** Start Data for this exercise **

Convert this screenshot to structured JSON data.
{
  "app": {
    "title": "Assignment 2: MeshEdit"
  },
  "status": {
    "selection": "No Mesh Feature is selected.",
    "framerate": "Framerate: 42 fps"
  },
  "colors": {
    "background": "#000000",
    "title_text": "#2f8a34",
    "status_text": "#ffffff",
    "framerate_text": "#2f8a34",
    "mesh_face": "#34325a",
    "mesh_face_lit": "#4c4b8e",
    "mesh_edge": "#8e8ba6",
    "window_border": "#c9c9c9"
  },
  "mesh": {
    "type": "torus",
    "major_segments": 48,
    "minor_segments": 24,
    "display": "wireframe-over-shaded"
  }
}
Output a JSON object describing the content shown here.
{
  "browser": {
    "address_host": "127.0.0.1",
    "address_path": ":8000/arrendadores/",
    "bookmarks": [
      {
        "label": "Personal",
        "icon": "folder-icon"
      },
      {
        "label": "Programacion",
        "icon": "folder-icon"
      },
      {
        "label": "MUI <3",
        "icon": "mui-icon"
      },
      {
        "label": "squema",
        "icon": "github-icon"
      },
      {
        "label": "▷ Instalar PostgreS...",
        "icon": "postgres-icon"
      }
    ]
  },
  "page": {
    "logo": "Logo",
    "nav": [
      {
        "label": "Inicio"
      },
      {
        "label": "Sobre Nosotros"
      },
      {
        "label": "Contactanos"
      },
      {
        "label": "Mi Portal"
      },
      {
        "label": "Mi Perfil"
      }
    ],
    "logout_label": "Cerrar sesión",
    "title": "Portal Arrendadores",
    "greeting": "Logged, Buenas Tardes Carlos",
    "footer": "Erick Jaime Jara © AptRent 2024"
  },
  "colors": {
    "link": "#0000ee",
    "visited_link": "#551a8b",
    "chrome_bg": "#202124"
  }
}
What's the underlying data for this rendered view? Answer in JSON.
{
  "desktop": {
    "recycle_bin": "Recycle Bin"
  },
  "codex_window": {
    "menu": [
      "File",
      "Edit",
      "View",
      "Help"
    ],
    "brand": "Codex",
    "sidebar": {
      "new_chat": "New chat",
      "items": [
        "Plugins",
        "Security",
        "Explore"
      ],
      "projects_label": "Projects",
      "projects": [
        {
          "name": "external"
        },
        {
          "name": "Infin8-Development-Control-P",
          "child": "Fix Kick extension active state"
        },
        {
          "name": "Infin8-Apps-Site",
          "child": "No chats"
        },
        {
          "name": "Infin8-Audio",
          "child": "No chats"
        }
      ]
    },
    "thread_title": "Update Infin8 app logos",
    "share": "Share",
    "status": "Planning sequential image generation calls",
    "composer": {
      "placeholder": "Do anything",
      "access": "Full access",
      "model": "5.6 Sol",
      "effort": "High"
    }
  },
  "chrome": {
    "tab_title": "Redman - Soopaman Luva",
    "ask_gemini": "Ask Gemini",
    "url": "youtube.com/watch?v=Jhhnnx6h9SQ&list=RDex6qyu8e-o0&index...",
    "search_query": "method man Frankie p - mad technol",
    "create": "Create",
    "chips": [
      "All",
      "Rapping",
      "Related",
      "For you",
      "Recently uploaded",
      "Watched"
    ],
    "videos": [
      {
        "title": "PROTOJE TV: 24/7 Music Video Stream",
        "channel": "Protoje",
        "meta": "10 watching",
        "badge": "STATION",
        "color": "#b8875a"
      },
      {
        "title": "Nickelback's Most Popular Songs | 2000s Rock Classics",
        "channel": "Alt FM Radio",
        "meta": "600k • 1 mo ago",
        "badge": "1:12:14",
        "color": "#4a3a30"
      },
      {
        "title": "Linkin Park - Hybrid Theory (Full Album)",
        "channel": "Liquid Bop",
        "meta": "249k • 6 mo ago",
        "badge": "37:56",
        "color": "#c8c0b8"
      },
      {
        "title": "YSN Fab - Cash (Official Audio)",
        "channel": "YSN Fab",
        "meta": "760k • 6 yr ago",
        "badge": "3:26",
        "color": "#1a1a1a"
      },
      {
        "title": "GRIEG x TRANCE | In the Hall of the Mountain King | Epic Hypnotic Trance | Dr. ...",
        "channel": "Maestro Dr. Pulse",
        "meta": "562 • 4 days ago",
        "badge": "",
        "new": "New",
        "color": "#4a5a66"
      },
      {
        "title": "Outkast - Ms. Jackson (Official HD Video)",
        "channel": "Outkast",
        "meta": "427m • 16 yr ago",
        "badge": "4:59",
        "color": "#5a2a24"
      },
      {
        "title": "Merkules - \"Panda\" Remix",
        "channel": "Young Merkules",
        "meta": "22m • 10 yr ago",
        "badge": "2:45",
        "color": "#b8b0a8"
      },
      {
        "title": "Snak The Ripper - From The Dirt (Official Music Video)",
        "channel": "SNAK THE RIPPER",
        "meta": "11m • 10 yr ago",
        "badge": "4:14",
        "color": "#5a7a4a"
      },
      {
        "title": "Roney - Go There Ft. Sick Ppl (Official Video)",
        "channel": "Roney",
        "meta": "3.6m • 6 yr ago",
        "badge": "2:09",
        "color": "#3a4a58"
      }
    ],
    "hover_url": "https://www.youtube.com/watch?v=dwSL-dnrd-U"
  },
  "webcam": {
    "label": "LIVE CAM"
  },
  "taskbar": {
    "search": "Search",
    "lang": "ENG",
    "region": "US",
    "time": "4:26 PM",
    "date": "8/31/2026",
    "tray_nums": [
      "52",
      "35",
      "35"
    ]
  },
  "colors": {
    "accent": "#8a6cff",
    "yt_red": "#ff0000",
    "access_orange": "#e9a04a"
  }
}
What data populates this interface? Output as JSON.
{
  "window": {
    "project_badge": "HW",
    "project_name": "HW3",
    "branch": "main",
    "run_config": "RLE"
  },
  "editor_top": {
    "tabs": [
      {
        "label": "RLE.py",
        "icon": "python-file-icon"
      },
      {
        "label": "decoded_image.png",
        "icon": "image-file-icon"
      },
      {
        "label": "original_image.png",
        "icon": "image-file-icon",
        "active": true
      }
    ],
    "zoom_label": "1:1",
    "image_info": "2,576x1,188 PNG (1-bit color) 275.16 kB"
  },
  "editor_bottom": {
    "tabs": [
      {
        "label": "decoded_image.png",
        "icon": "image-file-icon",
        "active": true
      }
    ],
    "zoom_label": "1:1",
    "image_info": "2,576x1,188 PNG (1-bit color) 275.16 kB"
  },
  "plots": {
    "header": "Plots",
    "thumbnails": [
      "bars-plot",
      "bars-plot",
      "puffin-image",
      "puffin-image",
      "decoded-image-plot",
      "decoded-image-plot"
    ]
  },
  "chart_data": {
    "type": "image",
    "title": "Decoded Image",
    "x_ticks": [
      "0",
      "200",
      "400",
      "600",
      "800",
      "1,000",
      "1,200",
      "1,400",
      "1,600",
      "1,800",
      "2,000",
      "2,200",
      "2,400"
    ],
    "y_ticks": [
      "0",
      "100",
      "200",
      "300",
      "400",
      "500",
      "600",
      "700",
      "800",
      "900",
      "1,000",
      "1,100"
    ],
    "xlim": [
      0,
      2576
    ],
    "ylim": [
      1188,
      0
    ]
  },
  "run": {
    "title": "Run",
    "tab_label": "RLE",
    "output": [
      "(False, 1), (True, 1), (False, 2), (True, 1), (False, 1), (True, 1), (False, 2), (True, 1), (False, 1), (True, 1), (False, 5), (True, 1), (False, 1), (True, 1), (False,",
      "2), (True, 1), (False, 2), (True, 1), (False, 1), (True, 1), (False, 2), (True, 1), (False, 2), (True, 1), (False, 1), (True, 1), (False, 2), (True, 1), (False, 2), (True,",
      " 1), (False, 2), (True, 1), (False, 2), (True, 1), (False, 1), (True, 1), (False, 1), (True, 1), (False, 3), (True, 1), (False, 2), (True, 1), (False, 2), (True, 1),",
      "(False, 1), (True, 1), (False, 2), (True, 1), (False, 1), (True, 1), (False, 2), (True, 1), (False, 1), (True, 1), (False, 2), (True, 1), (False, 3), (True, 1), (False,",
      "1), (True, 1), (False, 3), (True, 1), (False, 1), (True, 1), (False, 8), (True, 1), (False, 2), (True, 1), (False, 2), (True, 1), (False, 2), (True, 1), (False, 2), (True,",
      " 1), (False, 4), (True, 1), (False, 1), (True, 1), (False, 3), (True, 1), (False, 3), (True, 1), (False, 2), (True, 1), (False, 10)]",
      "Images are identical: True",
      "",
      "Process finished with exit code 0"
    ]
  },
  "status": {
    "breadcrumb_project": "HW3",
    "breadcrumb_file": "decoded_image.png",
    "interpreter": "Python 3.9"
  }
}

** End Data for this exercise **

Objective: Go through the data above and find the lines with the word "Roney". Copy each of those lines.

Exercise answer:
        "title": "Roney - Go There Ft. Sick Ppl (Official Video)",
        "channel": "Roney",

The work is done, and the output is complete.